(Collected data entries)
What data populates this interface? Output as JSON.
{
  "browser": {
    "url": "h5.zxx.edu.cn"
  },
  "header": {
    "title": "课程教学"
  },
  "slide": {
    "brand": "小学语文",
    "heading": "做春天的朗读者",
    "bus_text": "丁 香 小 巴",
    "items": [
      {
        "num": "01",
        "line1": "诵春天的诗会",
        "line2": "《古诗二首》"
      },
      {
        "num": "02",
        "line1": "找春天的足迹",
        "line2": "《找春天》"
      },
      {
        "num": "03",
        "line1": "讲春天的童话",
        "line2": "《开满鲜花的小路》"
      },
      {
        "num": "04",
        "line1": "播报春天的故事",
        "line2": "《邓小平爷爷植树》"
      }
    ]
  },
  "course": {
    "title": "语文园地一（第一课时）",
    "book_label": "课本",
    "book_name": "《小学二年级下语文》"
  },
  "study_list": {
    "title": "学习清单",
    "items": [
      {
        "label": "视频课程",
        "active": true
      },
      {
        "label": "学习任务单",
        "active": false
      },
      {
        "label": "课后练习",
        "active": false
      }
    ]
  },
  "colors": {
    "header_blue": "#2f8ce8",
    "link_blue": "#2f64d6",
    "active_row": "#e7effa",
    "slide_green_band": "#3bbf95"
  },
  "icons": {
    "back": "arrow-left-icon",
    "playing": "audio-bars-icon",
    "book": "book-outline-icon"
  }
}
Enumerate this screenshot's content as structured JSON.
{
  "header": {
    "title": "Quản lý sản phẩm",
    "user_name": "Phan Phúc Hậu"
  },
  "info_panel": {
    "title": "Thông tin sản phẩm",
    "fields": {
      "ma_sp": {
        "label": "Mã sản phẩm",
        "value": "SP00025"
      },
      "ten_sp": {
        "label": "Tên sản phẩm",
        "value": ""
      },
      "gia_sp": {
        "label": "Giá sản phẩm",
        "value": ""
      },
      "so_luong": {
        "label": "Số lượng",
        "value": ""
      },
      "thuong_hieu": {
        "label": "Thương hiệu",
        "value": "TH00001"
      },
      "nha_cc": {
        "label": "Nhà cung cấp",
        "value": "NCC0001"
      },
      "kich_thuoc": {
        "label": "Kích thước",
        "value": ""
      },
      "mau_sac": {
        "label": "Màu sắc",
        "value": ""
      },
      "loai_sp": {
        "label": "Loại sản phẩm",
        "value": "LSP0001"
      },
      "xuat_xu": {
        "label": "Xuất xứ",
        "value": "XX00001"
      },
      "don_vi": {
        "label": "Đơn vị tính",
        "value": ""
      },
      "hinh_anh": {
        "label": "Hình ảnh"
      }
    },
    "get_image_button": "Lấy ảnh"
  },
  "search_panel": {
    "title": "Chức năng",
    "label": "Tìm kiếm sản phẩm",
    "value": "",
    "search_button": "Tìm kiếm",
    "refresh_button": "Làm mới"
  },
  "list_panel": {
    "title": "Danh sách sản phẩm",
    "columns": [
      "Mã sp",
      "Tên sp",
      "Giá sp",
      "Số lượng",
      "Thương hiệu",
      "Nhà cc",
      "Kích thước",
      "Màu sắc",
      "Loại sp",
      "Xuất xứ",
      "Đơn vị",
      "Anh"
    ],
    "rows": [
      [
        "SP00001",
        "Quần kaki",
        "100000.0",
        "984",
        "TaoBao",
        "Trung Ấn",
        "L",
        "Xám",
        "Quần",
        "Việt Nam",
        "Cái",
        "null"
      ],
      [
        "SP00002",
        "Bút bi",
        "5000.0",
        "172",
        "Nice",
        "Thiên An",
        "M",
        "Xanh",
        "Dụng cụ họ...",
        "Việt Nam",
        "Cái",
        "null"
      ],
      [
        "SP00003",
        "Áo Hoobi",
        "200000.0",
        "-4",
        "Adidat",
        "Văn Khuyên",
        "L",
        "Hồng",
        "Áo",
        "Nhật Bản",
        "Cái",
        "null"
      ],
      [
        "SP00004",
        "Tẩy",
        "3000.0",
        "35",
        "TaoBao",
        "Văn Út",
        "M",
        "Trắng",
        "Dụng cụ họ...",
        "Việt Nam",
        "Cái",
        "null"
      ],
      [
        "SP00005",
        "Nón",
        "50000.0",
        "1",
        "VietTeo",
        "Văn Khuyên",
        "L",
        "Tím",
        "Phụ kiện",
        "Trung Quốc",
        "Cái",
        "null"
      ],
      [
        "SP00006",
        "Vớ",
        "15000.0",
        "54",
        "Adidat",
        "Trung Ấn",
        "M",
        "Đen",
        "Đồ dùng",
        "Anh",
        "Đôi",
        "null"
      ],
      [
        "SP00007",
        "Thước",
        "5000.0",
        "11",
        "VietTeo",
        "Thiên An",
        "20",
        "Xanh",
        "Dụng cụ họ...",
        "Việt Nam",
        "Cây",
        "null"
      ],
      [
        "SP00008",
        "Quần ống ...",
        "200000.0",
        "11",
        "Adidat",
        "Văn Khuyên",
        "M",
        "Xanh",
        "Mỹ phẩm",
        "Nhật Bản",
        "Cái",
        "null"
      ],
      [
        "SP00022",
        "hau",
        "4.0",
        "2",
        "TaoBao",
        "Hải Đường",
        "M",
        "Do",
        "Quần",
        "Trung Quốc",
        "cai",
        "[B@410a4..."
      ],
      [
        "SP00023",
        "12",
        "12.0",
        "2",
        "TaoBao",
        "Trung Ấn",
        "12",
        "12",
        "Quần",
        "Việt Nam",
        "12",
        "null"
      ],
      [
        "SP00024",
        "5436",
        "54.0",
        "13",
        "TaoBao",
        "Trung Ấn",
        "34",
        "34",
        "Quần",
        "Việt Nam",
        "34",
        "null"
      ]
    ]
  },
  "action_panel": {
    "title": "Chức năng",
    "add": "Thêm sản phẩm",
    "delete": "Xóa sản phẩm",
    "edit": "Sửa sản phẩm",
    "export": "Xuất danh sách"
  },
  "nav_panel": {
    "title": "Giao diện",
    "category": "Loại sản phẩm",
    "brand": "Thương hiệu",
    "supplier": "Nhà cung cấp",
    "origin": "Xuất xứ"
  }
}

▶ [Exercise]: Copy all the lines, exactly.

▶ [Reply to the task]:
What data populates this interface? Output as JSON.
{
  "browser": {
    "url": "h5.zxx.edu.cn"
  },
  "header": {
    "title": "课程教学"
  },
  "slide": {
    "brand": "小学语文",
    "heading": "做春天的朗读者",
    "bus_text": "丁 香 小 巴",
    "items": [
      {
        "num": "01",
        "line1": "诵春天的诗会",
        "line2": "《古诗二首》"
      },
      {
        "num": "02",
        "line1": "找春天的足迹",
        "line2": "《找春天》"
      },
      {
        "num": "03",
        "line1": "讲春天的童话",
        "line2": "《开满鲜花的小路》"
      },
      {
        "num": "04",
        "line1": "播报春天的故事",
        "line2": "《邓小平爷爷植树》"
      }
    ]
  },
  "course": {
    "title": "语文园地一（第一课时）",
    "book_label": "课本",
    "book_name": "《小学二年级下语文》"
  },
  "study_list": {
    "title": "学习清单",
    "items": [
      {
        "label": "视频课程",
        "active": true
      },
      {
        "label": "学习任务单",
        "active": false
      },
      {
        "label": "课后练习",
        "active": false
      }
    ]
  },
  "colors": {
    "header_blue": "#2f8ce8",
    "link_blue": "#2f64d6",
    "active_row": "#e7effa",
    "slide_green_band": "#3bbf95"
  },
  "icons": {
    "back": "arrow-left-icon",
    "playing": "audio-bars-icon",
    "book": "book-outline-icon"
  }
}
Enumerate this screenshot's content as structured JSON.
{
  "header": {
    "title": "Quản lý sản phẩm",
    "user_name": "Phan Phúc Hậu"
  },
  "info_panel": {
    "title": "Thông tin sản phẩm",
    "fields": {
      "ma_sp": {
        "label": "Mã sản phẩm",
        "value": "SP00025"
      },
      "ten_sp": {
        "label": "Tên sản phẩm",
        "value": ""
      },
      "gia_sp": {
        "label": "Giá sản phẩm",
        "value": ""
      },
      "so_luong": {
        "label": "Số lượng",
        "value": ""
      },
      "thuong_hieu": {
        "label": "Thương hiệu",
        "value": "TH00001"
      },
      "nha_cc": {
        "label": "Nhà cung cấp",
        "value": "NCC0001"
      },
      "kich_thuoc": {
        "label": "Kích thước",
        "value": ""
      },
      "mau_sac": {
        "label": "Màu sắc",
        "value": ""
      },
      "loai_sp": {
        "label": "Loại sản phẩm",
        "value": "LSP0001"
      },
      "xuat_xu": {
        "label": "Xuất xứ",
        "value": "XX00001"
      },
      "don_vi": {
        "label": "Đơn vị tính",
        "value": ""
      },
      "hinh_anh": {
        "label": "Hình ảnh"
      }
    },
    "get_image_button": "Lấy ảnh"
  },
  "search_panel": {
    "title": "Chức năng",
    "label": "Tìm kiếm sản phẩm",
    "value": "",
    "search_button": "Tìm kiếm",
    "refresh_button": "Làm mới"
  },
  "list_panel": {
    "title": "Danh sách sản phẩm",
    "columns": [
      "Mã sp",
      "Tên sp",
      "Giá sp",
      "Số lượng",
      "Thương hiệu",
      "Nhà cc",
      "Kích thước",
      "Màu sắc",
      "Loại sp",
      "Xuất xứ",
      "Đơn vị",
      "Anh"
    ],
    "rows": [
      [
        "SP00001",
        "Quần kaki",
        "100000.0",
        "984",
        "TaoBao",
        "Trung Ấn",
        "L",
        "Xám",
        "Quần",
        "Việt Nam",
        "Cái",
        "null"
      ],
      [
        "SP00002",
        "Bút bi",
        "5000.0",
        "172",
        "Nice",
        "Thiên An",
        "M",
        "Xanh",
        "Dụng cụ họ...",
        "Việt Nam",
        "Cái",
        "null"
      ],
      [
        "SP00003",
        "Áo Hoobi",
        "200000.0",
        "-4",
        "Adidat",
        "Văn Khuyên",
        "L",
        "Hồng",
        "Áo",
        "Nhật Bản",
        "Cái",
        "null"
      ],
      [
        "SP00004",
        "Tẩy",
        "3000.0",
        "35",
        "TaoBao",
        "Văn Út",
        "M",
        "Trắng",
        "Dụng cụ họ...",
        "Việt Nam",
        "Cái",
        "null"
      ],
      [
        "SP00005",
        "Nón",
        "50000.0",
        "1",
        "VietTeo",
        "Văn Khuyên",
        "L",
        "Tím",
        "Phụ kiện",
        "Trung Quốc",
        "Cái",
        "null"
      ],
      [
        "SP00006",
        "Vớ",
        "15000.0",
        "54",
        "Adidat",
        "Trung Ấn",
        "M",
        "Đen",
        "Đồ dùng",
        "Anh",
        "Đôi",
        "null"
      ],
      [
        "SP00007",
        "Thước",
        "5000.0",
        "11",
        "VietTeo",
        "Thiên An",
        "20",
        "Xanh",
        "Dụng cụ họ...",
        "Việt Nam",
        "Cây",
        "null"
      ],
      [
        "SP00008",
        "Quần ống ...",
        "200000.0",
        "11",
        "Adidat",
        "Văn Khuyên",
        "M",
        "Xanh",
        "Mỹ phẩm",
        "Nhật Bản",
        "Cái",
        "null"
      ],
      [
        "SP00022",
        "hau",
        "4.0",
        "2",
        "TaoBao",
        "Hải Đường",
        "M",
        "Do",
        "Quần",
        "Trung Quốc",
        "cai",
        "[B@410a4..."
      ],
      [
        "SP00023",
        "12",
        "12.0",
        "2",
        "TaoBao",
        "Trung Ấn",
        "12",
        "12",
        "Quần",
        "Việt Nam",
        "12",
        "null"
      ],
      [
        "SP00024",
        "5436",
        "54.0",
        "13",
        "TaoBao",
        "Trung Ấn",
        "34",
        "34",
        "Quần",
        "Việt Nam",
        "34",
        "null"
      ]
    ]
  },
  "action_panel": {
    "title": "Chức năng",
    "add": "Thêm sản phẩm",
    "delete": "Xóa sản phẩm",
    "edit": "Sửa sản phẩm",
    "export": "Xuất danh sách"
  },
  "nav_panel": {
    "title": "Giao diện",
    "category": "Loại sản phẩm",
    "brand": "Thương hiệu",
    "supplier": "Nhà cung cấp",
    "origin": "Xuất xứ"
  }
}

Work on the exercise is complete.